PROVIDED INFORMATION
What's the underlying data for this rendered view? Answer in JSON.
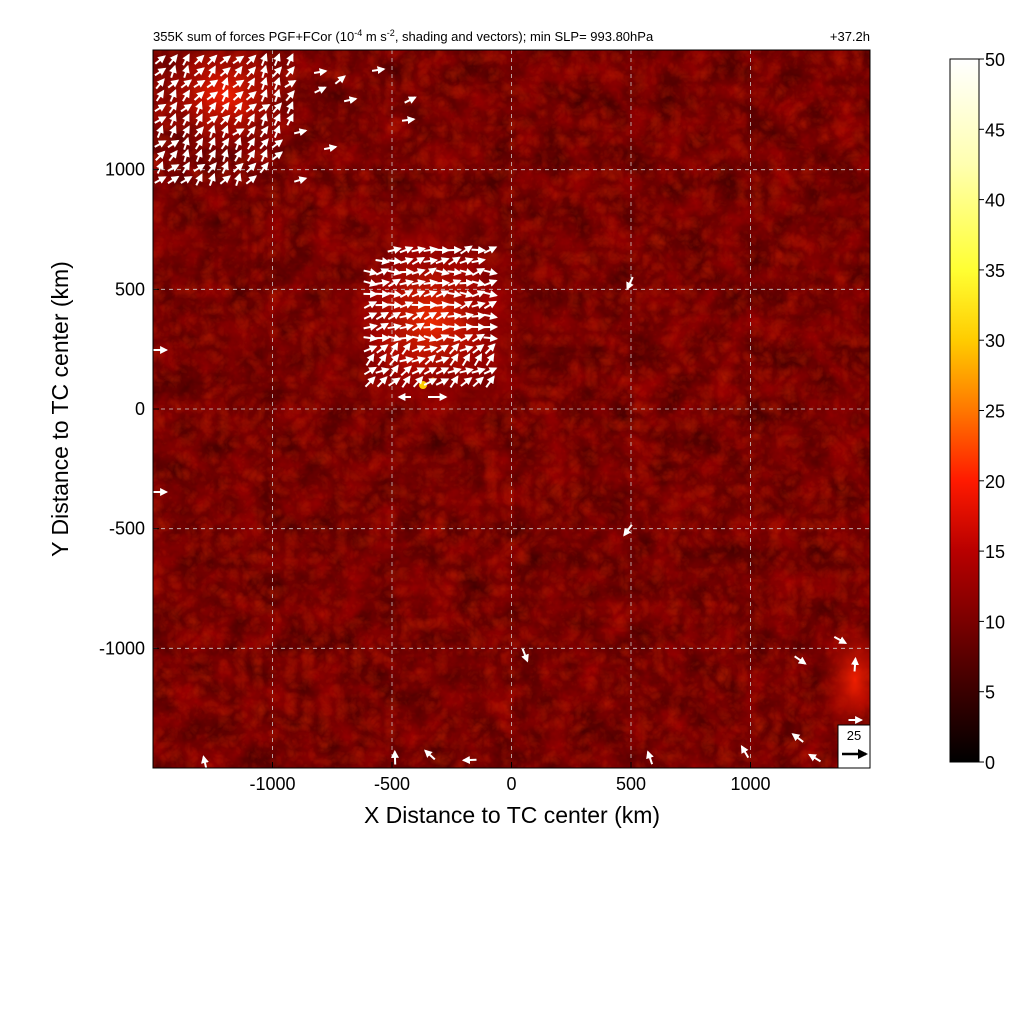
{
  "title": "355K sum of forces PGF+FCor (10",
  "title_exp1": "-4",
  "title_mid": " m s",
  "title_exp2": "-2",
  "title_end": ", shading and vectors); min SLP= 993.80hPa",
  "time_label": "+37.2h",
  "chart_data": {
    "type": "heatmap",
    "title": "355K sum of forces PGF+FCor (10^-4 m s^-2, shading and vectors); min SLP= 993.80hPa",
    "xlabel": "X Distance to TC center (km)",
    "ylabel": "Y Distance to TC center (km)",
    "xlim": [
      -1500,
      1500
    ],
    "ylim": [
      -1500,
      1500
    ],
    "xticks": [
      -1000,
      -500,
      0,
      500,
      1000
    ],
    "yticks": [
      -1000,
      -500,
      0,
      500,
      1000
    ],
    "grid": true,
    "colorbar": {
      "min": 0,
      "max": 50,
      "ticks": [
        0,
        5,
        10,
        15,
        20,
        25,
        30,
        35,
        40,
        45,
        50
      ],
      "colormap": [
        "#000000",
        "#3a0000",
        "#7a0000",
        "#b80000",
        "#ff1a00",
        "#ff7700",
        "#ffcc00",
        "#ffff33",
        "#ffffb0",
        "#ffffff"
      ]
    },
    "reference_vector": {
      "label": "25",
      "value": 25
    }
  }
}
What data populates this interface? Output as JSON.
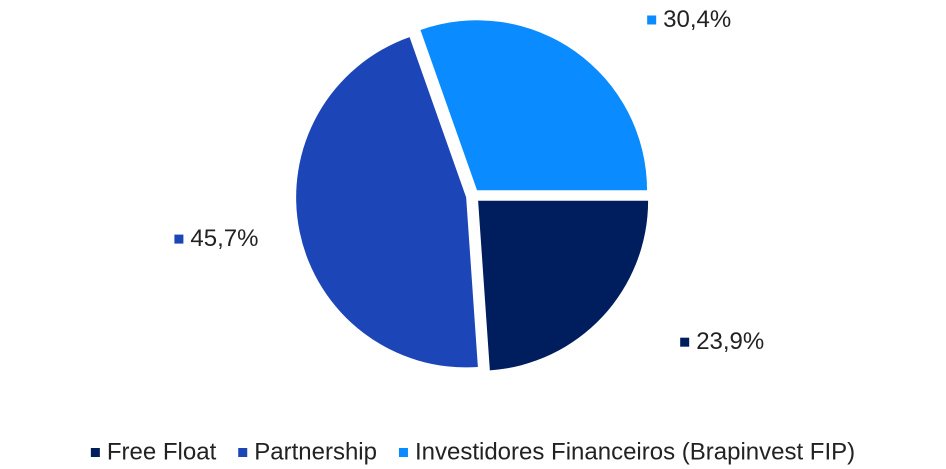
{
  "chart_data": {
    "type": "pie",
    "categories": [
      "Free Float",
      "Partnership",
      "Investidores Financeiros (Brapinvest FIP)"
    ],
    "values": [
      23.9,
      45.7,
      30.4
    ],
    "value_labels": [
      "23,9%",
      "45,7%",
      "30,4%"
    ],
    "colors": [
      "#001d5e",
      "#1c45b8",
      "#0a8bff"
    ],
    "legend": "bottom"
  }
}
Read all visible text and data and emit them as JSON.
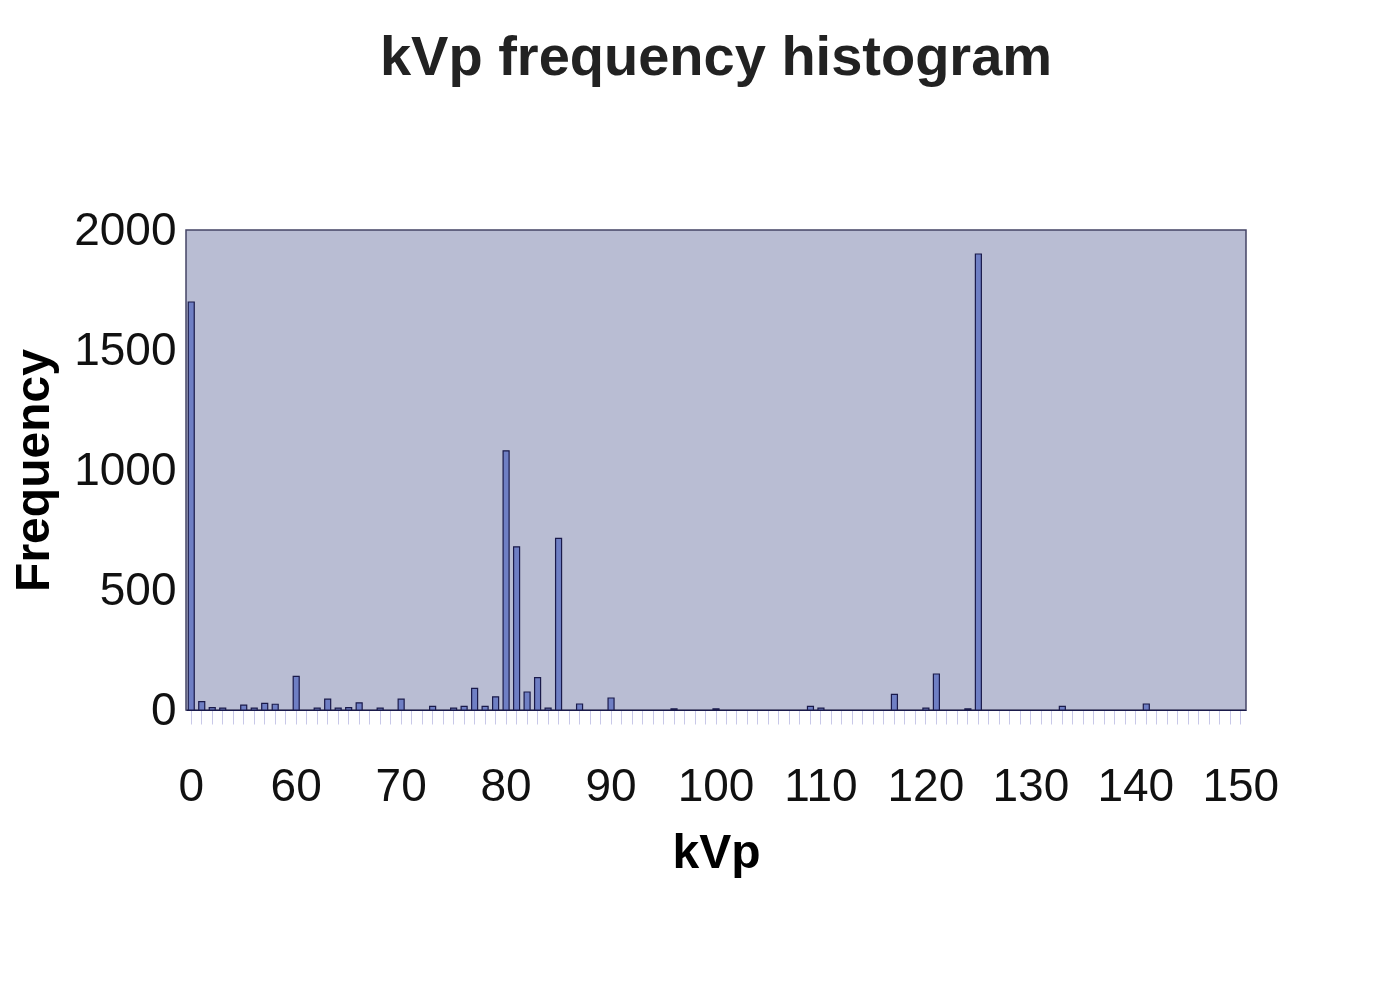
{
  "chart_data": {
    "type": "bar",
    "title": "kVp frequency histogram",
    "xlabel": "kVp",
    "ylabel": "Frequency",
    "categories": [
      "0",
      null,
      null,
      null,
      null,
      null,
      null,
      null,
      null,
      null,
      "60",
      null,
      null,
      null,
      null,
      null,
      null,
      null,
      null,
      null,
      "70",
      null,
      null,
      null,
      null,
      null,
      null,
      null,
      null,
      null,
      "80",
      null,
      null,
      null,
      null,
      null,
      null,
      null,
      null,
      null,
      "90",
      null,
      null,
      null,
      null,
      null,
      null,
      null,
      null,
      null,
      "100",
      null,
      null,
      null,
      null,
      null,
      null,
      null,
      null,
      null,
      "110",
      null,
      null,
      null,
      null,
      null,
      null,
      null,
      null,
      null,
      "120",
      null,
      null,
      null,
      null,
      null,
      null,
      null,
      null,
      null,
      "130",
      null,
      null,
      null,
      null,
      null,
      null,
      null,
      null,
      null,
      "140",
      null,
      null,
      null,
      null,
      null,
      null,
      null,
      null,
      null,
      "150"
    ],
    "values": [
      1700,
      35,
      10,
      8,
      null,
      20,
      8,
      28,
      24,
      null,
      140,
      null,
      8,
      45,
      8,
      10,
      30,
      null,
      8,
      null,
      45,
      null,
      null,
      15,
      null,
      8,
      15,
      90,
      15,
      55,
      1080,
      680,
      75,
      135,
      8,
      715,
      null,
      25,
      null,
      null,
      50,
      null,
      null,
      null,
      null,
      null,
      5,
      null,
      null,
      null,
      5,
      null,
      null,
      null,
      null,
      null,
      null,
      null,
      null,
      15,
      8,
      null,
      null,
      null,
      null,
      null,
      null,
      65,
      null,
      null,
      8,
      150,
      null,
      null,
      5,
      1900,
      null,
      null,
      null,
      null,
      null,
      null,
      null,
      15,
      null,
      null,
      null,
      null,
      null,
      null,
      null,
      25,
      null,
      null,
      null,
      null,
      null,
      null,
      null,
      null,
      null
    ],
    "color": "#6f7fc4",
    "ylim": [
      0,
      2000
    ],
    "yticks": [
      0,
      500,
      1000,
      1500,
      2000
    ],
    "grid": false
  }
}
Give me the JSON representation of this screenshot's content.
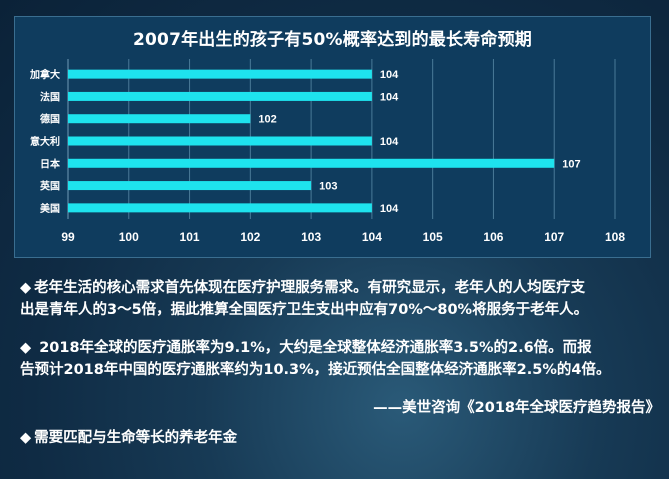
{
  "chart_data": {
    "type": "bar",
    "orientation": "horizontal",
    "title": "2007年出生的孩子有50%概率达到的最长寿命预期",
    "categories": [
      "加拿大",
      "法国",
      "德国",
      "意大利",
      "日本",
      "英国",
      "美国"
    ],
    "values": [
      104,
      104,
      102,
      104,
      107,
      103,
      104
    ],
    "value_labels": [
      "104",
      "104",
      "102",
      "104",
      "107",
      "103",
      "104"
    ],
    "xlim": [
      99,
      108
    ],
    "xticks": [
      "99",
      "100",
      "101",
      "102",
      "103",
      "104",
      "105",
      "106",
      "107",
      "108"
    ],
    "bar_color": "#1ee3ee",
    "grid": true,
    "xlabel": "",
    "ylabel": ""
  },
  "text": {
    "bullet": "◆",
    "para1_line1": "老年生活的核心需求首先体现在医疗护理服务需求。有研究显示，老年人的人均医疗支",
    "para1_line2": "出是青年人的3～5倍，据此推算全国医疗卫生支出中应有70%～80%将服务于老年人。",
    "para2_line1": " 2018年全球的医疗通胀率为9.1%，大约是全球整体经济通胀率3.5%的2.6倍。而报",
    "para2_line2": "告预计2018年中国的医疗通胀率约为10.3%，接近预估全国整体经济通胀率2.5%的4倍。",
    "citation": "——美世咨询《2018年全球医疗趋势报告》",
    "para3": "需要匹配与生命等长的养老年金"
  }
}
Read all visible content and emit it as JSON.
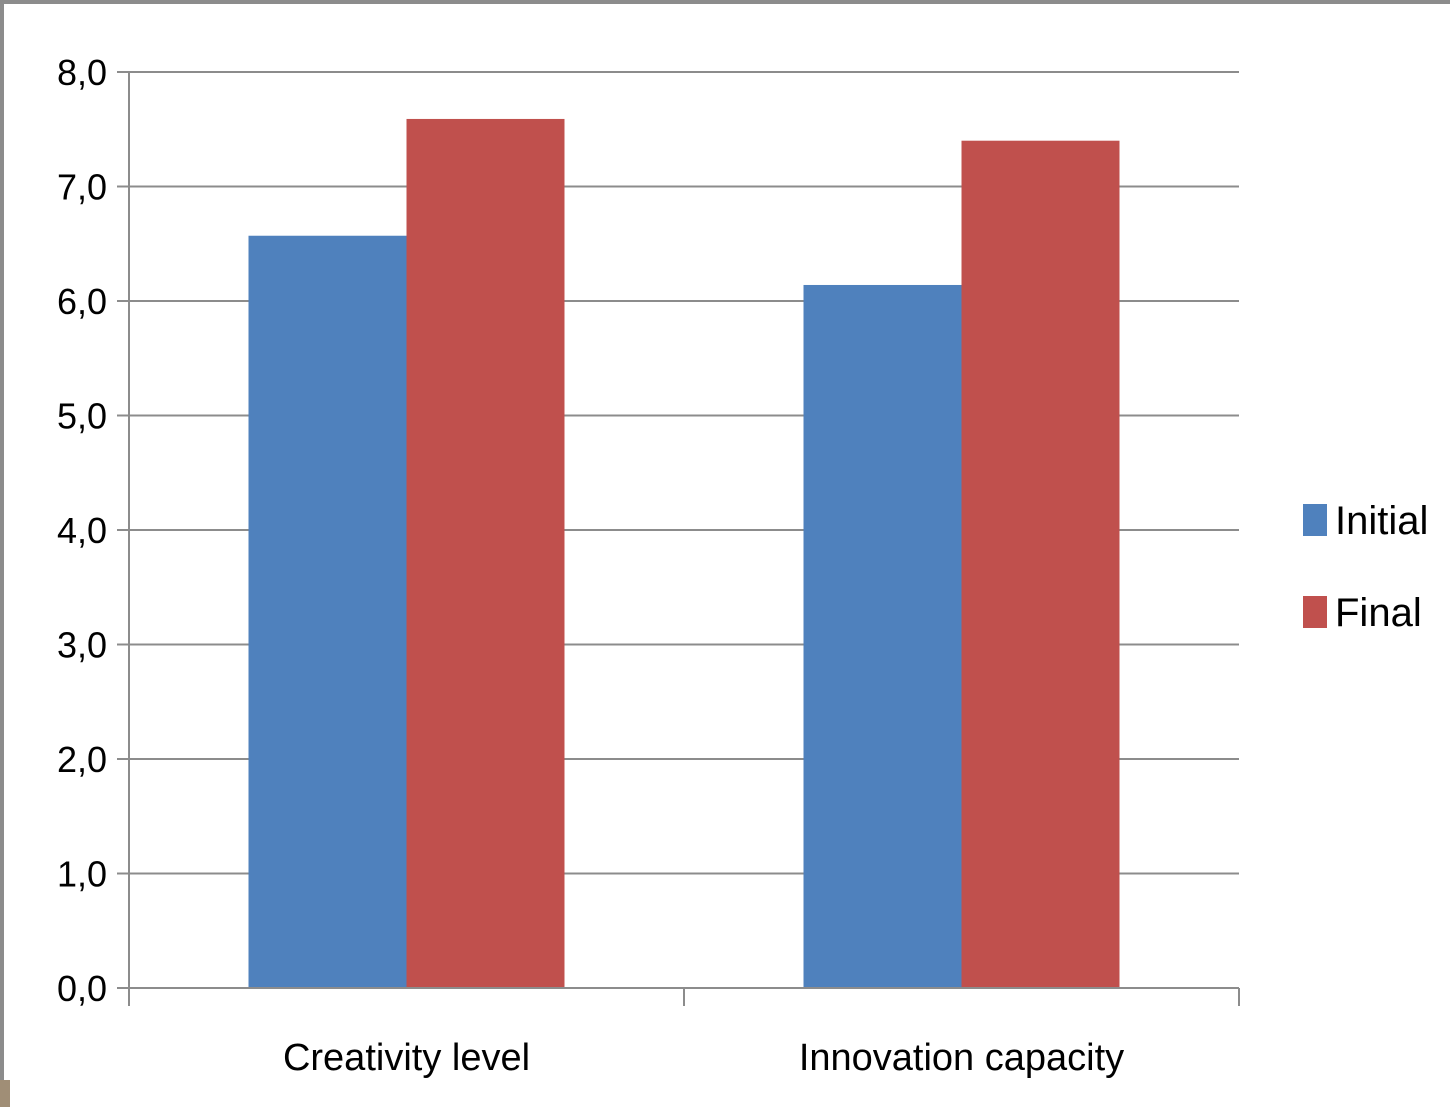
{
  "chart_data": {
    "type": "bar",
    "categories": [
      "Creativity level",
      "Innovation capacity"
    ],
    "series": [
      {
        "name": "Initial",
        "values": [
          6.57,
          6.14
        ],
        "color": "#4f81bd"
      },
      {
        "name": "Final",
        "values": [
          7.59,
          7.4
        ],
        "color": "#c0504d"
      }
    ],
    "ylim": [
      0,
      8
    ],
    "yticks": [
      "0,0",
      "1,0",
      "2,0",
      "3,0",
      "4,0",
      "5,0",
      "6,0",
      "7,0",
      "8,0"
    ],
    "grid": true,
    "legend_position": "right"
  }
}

SHORT PROBLEM
Pull out all lines containing "shading".

EXERCISE RESULT
  "title_end": ", shading and vectors); min SLP= 993.80hPa",
    "title": "355K sum of forces PGF+FCor (10^-4 m s^-2, shading and vectors); min SLP= 993.80hPa",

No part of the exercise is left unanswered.